Written instruction: Render the data, from its first line up to and including the line that contains "13, 638, 29]", as a Markdown table with the columns No. and Line, numbering each row and leaving out blank lines.

-- START --

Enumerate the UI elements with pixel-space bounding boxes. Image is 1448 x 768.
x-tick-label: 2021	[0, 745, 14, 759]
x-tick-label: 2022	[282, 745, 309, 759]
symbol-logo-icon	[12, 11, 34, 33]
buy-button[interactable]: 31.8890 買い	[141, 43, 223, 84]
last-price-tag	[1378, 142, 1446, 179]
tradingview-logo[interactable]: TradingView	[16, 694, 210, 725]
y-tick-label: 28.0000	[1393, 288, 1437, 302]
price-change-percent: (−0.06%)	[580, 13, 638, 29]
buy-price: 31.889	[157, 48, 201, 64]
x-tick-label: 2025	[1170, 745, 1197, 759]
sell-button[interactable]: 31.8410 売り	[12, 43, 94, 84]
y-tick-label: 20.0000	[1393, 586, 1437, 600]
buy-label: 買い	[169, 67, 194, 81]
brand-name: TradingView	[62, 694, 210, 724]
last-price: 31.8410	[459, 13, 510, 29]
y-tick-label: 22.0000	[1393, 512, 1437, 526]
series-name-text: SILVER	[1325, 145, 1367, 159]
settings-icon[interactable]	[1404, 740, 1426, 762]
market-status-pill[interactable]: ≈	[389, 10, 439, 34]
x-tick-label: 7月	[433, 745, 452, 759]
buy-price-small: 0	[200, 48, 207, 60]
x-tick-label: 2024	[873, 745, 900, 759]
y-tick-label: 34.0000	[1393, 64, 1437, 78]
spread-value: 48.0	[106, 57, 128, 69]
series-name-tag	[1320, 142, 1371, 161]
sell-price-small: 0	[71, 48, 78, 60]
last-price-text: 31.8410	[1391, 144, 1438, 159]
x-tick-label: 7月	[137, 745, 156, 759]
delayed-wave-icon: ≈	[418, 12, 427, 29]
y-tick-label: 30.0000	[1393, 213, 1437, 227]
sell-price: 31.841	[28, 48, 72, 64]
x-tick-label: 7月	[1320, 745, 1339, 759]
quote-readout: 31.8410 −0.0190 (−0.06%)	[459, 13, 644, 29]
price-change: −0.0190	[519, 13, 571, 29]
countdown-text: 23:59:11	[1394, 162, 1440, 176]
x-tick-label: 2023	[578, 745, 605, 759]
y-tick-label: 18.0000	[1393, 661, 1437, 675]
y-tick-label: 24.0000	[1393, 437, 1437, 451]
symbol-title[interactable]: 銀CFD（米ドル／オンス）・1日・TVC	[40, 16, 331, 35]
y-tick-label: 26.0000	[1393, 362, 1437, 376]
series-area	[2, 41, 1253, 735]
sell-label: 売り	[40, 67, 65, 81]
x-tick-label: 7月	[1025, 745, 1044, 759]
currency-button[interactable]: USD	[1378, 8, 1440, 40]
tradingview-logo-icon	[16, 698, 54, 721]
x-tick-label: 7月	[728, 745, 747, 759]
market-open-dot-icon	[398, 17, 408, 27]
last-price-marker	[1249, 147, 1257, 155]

-- END --

Exercise output:
| No. | Line |
|---|---|
| 1 | Enumerate the UI elements with pixel-space bounding boxes. Image is 1448 x 768. |
| 2 | x-tick-label: 2021	[0, 745, 14, 759] |
| 3 | x-tick-label: 2022	[282, 745, 309, 759] |
| 4 | symbol-logo-icon	[12, 11, 34, 33] |
| 5 | buy-button[interactable]: 31.8890 買い	[141, 43, 223, 84] |
| 6 | last-price-tag	[1378, 142, 1446, 179] |
| 7 | tradingview-logo[interactable]: TradingView	[16, 694, 210, 725] |
| 8 | y-tick-label: 28.0000	[1393, 288, 1437, 302] |
| 9 | price-change-percent: (−0.06%)	[580, 13, 638, 29] |